Directive
Write out the listing in full, matching it word for word.

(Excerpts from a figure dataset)
** Start **

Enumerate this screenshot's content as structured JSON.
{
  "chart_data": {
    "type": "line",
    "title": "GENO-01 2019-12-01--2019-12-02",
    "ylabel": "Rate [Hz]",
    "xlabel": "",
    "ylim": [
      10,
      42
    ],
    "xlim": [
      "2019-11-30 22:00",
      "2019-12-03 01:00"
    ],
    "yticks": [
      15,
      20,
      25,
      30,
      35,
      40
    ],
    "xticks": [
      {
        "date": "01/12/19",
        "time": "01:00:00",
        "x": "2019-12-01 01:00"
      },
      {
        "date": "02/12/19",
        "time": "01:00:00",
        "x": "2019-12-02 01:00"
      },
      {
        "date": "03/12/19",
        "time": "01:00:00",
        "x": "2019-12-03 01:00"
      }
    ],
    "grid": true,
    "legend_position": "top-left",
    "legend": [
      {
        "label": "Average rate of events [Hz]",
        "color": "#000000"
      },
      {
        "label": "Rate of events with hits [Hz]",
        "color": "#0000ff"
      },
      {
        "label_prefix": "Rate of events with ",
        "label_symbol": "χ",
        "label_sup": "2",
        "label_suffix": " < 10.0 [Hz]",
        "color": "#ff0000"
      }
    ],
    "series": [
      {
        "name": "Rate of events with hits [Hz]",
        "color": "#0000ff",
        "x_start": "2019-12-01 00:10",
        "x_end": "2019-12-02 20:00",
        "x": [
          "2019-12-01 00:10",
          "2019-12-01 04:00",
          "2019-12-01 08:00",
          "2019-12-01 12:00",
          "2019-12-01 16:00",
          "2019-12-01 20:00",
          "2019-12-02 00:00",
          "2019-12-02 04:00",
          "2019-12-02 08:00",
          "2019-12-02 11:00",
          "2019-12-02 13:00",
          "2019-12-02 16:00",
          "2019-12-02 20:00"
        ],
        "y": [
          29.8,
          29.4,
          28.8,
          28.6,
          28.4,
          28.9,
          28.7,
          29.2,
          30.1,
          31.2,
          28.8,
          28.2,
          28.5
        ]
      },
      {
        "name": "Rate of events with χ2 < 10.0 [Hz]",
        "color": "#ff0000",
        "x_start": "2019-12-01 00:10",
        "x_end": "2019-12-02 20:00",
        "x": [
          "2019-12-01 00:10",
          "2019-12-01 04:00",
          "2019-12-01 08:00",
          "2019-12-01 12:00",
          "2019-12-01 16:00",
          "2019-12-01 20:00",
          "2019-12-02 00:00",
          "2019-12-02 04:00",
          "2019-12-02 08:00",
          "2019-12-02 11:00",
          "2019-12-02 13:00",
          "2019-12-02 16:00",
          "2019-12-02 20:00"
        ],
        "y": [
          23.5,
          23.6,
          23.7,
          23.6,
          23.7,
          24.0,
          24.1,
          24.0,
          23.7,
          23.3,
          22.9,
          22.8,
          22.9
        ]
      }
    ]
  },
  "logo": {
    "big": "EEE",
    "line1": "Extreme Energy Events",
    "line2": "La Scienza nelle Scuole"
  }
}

** End **

Exercise output
Enumerate this screenshot's content as structured JSON.
{
  "chart_data": {
    "type": "line",
    "title": "GENO-01 2019-12-01--2019-12-02",
    "ylabel": "Rate [Hz]",
    "xlabel": "",
    "ylim": [
      10,
      42
    ],
    "xlim": [
      "2019-11-30 22:00",
      "2019-12-03 01:00"
    ],
    "yticks": [
      15,
      20,
      25,
      30,
      35,
      40
    ],
    "xticks": [
      {
        "date": "01/12/19",
        "time": "01:00:00",
        "x": "2019-12-01 01:00"
      },
      {
        "date": "02/12/19",
        "time": "01:00:00",
        "x": "2019-12-02 01:00"
      },
      {
        "date": "03/12/19",
        "time": "01:00:00",
        "x": "2019-12-03 01:00"
      }
    ],
    "grid": true,
    "legend_position": "top-left",
    "legend": [
      {
        "label": "Average rate of events [Hz]",
        "color": "#000000"
      },
      {
        "label": "Rate of events with hits [Hz]",
        "color": "#0000ff"
      },
      {
        "label_prefix": "Rate of events with ",
        "label_symbol": "χ",
        "label_sup": "2",
        "label_suffix": " < 10.0 [Hz]",
        "color": "#ff0000"
      }
    ],
    "series": [
      {
        "name": "Rate of events with hits [Hz]",
        "color": "#0000ff",
        "x_start": "2019-12-01 00:10",
        "x_end": "2019-12-02 20:00",
        "x": [
          "2019-12-01 00:10",
          "2019-12-01 04:00",
          "2019-12-01 08:00",
          "2019-12-01 12:00",
          "2019-12-01 16:00",
          "2019-12-01 20:00",
          "2019-12-02 00:00",
          "2019-12-02 04:00",
          "2019-12-02 08:00",
          "2019-12-02 11:00",
          "2019-12-02 13:00",
          "2019-12-02 16:00",
          "2019-12-02 20:00"
        ],
        "y": [
          29.8,
          29.4,
          28.8,
          28.6,
          28.4,
          28.9,
          28.7,
          29.2,
          30.1,
          31.2,
          28.8,
          28.2,
          28.5
        ]
      },
      {
        "name": "Rate of events with χ2 < 10.0 [Hz]",
        "color": "#ff0000",
        "x_start": "2019-12-01 00:10",
        "x_end": "2019-12-02 20:00",
        "x": [
          "2019-12-01 00:10",
          "2019-12-01 04:00",
          "2019-12-01 08:00",
          "2019-12-01 12:00",
          "2019-12-01 16:00",
          "2019-12-01 20:00",
          "2019-12-02 00:00",
          "2019-12-02 04:00",
          "2019-12-02 08:00",
          "2019-12-02 11:00",
          "2019-12-02 13:00",
          "2019-12-02 16:00",
          "2019-12-02 20:00"
        ],
        "y": [
          23.5,
          23.6,
          23.7,
          23.6,
          23.7,
          24.0,
          24.1,
          24.0,
          23.7,
          23.3,
          22.9,
          22.8,
          22.9
        ]
      }
    ]
  },
  "logo": {
    "big": "EEE",
    "line1": "Extreme Energy Events",
    "line2": "La Scienza nelle Scuole"
  }
}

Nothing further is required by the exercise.